PROMPT:
Print all records exactly, leaving nothing out.

SUPPLIED MATERIAL:
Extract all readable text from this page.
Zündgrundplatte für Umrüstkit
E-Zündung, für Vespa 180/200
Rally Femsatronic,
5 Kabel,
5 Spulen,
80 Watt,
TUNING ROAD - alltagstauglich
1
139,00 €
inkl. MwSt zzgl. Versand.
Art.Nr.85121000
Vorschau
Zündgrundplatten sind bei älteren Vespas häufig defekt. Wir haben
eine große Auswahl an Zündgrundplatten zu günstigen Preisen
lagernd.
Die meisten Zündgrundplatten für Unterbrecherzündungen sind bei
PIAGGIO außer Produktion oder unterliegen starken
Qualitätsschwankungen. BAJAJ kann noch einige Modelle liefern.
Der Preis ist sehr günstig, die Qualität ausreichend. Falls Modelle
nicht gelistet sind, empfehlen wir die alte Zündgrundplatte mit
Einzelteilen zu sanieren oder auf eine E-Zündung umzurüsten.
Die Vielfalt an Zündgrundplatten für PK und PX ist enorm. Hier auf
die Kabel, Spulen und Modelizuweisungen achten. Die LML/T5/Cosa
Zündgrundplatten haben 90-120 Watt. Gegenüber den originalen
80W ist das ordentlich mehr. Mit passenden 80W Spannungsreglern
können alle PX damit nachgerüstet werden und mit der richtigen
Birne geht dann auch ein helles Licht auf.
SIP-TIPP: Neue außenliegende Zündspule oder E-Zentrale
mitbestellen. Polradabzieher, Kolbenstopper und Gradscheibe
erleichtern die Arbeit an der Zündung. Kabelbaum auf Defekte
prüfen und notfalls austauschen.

ANSWER:
Extract all readable text from this page.
Zündgrundplatte für Umrüstkit
E-Zündung, für Vespa 180/200
Rally Femsatronic,
5 Kabel,
5 Spulen,
80 Watt,
TUNING ROAD - alltagstauglich
1
139,00 €
inkl. MwSt zzgl. Versand.
Art.Nr.85121000
Vorschau
Zündgrundplatten sind bei älteren Vespas häufig defekt. Wir haben
eine große Auswahl an Zündgrundplatten zu günstigen Preisen
lagernd.
Die meisten Zündgrundplatten für Unterbrecherzündungen sind bei
PIAGGIO außer Produktion oder unterliegen starken
Qualitätsschwankungen. BAJAJ kann noch einige Modelle liefern.
Der Preis ist sehr günstig, die Qualität ausreichend. Falls Modelle
nicht gelistet sind, empfehlen wir die alte Zündgrundplatte mit
Einzelteilen zu sanieren oder auf eine E-Zündung umzurüsten.
Die Vielfalt an Zündgrundplatten für PK und PX ist enorm. Hier auf
die Kabel, Spulen und Modelizuweisungen achten. Die LML/T5/Cosa
Zündgrundplatten haben 90-120 Watt. Gegenüber den originalen
80W ist das ordentlich mehr. Mit passenden 80W Spannungsreglern
können alle PX damit nachgerüstet werden und mit der richtigen
Birne geht dann auch ein helles Licht auf.
SIP-TIPP: Neue außenliegende Zündspule oder E-Zentrale
mitbestellen. Polradabzieher, Kolbenstopper und Gradscheibe
erleichtern die Arbeit an der Zündung. Kabelbaum auf Defekte
prüfen und notfalls austauschen.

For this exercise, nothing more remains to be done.